- **Written task**
Copy out the lines word for word, from the first line through the line containing "- content-text: 考试: [311, 1263, 342, 1281]".

- **Data to process**
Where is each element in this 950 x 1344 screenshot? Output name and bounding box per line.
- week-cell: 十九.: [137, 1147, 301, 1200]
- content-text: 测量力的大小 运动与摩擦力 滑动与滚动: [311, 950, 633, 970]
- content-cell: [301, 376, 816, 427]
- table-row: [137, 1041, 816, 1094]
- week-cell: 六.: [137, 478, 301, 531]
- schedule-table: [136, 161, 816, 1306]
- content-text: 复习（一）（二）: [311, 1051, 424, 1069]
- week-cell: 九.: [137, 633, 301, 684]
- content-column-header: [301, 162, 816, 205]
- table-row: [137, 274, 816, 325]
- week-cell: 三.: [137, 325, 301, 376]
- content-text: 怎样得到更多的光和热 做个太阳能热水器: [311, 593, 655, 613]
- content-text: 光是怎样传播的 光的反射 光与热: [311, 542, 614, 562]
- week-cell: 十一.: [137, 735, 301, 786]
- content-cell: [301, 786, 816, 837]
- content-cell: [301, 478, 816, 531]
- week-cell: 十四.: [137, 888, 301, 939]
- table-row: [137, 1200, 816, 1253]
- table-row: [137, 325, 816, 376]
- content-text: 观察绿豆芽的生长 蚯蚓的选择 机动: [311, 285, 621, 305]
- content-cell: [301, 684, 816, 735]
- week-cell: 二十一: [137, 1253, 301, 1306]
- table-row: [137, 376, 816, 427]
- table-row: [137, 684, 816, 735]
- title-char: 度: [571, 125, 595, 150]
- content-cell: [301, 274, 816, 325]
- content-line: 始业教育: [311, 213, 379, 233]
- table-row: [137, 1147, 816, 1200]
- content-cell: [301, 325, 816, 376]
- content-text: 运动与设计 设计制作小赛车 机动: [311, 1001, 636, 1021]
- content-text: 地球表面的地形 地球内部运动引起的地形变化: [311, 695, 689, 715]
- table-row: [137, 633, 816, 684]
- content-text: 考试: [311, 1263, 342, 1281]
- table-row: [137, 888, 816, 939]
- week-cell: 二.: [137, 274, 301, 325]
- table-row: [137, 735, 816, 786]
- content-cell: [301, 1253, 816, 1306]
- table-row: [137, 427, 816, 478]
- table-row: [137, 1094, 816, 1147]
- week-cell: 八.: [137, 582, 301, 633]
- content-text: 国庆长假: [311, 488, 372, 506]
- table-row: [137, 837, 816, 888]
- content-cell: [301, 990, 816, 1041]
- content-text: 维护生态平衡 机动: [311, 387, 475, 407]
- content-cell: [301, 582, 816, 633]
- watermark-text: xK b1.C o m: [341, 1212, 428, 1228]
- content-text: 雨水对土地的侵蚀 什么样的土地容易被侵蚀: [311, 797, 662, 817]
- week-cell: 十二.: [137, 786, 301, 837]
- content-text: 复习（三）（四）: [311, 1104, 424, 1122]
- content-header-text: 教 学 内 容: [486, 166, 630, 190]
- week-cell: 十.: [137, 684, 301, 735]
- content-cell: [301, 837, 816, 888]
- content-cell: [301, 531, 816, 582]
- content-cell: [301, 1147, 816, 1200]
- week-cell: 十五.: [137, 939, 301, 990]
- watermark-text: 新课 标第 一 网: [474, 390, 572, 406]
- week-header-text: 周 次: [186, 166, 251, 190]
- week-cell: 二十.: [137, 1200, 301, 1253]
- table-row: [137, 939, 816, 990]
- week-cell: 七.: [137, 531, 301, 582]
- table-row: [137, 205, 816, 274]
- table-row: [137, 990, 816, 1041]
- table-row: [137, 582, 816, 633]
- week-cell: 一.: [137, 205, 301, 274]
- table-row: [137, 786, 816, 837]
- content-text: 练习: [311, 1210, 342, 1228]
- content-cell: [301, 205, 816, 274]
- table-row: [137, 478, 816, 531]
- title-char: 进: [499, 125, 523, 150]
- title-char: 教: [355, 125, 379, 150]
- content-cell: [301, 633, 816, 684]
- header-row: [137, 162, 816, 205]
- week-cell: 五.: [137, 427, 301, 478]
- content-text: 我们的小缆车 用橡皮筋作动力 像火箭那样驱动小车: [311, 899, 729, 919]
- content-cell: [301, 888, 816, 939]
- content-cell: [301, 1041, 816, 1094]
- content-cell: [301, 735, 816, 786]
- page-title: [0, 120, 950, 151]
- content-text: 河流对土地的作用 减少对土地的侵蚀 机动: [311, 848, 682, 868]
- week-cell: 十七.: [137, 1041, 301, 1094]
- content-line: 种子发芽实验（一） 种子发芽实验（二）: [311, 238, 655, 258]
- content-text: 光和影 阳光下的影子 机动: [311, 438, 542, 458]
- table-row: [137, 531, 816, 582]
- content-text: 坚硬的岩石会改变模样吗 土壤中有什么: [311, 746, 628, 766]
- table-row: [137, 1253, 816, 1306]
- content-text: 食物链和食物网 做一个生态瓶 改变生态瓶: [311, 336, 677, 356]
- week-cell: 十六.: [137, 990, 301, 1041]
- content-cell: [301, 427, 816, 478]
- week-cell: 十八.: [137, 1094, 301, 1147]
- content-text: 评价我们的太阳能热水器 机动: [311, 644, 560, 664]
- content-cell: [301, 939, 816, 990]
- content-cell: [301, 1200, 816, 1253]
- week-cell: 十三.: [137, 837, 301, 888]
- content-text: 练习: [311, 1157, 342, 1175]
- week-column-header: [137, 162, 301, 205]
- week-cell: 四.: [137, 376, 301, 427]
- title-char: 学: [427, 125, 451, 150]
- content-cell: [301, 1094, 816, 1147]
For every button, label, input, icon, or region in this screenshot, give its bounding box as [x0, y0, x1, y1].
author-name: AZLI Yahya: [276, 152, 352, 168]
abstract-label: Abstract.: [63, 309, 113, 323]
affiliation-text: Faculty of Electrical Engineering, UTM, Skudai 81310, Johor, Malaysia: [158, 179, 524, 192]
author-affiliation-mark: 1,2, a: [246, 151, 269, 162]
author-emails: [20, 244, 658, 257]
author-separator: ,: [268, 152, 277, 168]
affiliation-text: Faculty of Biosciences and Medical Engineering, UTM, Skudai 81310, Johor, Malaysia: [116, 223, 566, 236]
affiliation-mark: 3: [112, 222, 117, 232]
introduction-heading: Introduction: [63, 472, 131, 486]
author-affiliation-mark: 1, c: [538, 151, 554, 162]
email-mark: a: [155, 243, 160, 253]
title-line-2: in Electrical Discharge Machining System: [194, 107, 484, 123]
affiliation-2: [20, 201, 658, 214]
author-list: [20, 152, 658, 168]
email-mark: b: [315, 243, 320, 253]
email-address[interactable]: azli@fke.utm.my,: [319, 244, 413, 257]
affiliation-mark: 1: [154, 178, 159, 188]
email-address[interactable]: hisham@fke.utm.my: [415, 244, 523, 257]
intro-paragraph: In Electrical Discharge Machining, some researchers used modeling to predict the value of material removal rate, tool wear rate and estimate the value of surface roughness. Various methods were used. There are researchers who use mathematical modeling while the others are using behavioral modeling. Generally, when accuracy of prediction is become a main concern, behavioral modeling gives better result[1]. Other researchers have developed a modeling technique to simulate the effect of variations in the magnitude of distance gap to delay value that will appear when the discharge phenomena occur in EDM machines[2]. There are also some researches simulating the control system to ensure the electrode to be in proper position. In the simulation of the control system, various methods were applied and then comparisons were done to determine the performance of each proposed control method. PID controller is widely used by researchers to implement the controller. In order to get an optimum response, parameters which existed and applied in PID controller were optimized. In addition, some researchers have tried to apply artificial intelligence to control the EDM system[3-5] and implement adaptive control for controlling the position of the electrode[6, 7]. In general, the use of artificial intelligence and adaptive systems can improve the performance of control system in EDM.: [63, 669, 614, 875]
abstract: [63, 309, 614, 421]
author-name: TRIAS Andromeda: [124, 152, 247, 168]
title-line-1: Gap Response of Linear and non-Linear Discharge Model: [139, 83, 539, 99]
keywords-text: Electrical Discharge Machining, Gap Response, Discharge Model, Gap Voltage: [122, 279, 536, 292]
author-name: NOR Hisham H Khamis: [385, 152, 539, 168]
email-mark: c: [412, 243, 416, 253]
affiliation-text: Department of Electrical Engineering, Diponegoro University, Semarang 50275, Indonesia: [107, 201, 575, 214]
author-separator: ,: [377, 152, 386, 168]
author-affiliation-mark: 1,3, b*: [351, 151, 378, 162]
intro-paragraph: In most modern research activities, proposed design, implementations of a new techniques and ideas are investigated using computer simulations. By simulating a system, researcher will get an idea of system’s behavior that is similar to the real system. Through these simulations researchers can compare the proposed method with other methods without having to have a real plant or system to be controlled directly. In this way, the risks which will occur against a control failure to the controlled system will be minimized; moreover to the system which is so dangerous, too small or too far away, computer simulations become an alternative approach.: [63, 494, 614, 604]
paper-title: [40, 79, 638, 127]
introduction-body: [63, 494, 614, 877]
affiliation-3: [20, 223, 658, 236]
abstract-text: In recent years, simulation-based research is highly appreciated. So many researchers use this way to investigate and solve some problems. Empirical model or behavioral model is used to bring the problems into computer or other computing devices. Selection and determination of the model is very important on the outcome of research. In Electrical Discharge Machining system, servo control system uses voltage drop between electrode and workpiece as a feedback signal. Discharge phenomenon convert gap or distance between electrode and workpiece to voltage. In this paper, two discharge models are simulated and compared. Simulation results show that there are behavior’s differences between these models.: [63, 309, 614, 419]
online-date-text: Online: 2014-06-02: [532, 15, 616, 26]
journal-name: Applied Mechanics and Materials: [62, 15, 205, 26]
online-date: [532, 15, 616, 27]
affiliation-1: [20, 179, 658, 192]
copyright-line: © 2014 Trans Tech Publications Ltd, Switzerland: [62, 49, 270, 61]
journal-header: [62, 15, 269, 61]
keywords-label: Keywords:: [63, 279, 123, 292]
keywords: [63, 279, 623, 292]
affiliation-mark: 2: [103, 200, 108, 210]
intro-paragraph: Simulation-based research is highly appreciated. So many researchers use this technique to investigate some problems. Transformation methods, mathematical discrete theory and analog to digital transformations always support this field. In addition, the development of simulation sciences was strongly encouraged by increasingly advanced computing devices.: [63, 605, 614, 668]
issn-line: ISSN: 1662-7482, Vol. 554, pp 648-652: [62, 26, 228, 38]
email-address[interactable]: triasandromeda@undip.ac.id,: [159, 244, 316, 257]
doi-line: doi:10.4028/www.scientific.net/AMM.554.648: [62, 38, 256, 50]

- **Answer for this exercise**
Where is each element in this 950 x 1344 screenshot? Output name and bounding box per line.
- week-cell: 十九.: [137, 1147, 301, 1200]
- content-text: 测量力的大小 运动与摩擦力 滑动与滚动: [311, 950, 633, 970]
- content-cell: [301, 376, 816, 427]
- table-row: [137, 1041, 816, 1094]
- week-cell: 六.: [137, 478, 301, 531]
- schedule-table: [136, 161, 816, 1306]
- content-text: 复习（一）（二）: [311, 1051, 424, 1069]
- week-cell: 九.: [137, 633, 301, 684]
- content-column-header: [301, 162, 816, 205]
- table-row: [137, 274, 816, 325]
- week-cell: 三.: [137, 325, 301, 376]
- content-text: 怎样得到更多的光和热 做个太阳能热水器: [311, 593, 655, 613]
- content-text: 光是怎样传播的 光的反射 光与热: [311, 542, 614, 562]
- week-cell: 十一.: [137, 735, 301, 786]
- content-cell: [301, 786, 816, 837]
- content-cell: [301, 478, 816, 531]
- week-cell: 十四.: [137, 888, 301, 939]
- table-row: [137, 1200, 816, 1253]
- table-row: [137, 325, 816, 376]
- content-text: 观察绿豆芽的生长 蚯蚓的选择 机动: [311, 285, 621, 305]
- content-cell: [301, 684, 816, 735]
- week-cell: 二十一: [137, 1253, 301, 1306]
- table-row: [137, 376, 816, 427]
- table-row: [137, 684, 816, 735]
- title-char: 度: [571, 125, 595, 150]
- content-cell: [301, 274, 816, 325]
- content-line: 始业教育: [311, 213, 379, 233]
- table-row: [137, 1147, 816, 1200]
- content-cell: [301, 325, 816, 376]
- content-text: 运动与设计 设计制作小赛车 机动: [311, 1001, 636, 1021]
- content-text: 地球表面的地形 地球内部运动引起的地形变化: [311, 695, 689, 715]
- table-row: [137, 633, 816, 684]
- content-text: 考试: [311, 1263, 342, 1281]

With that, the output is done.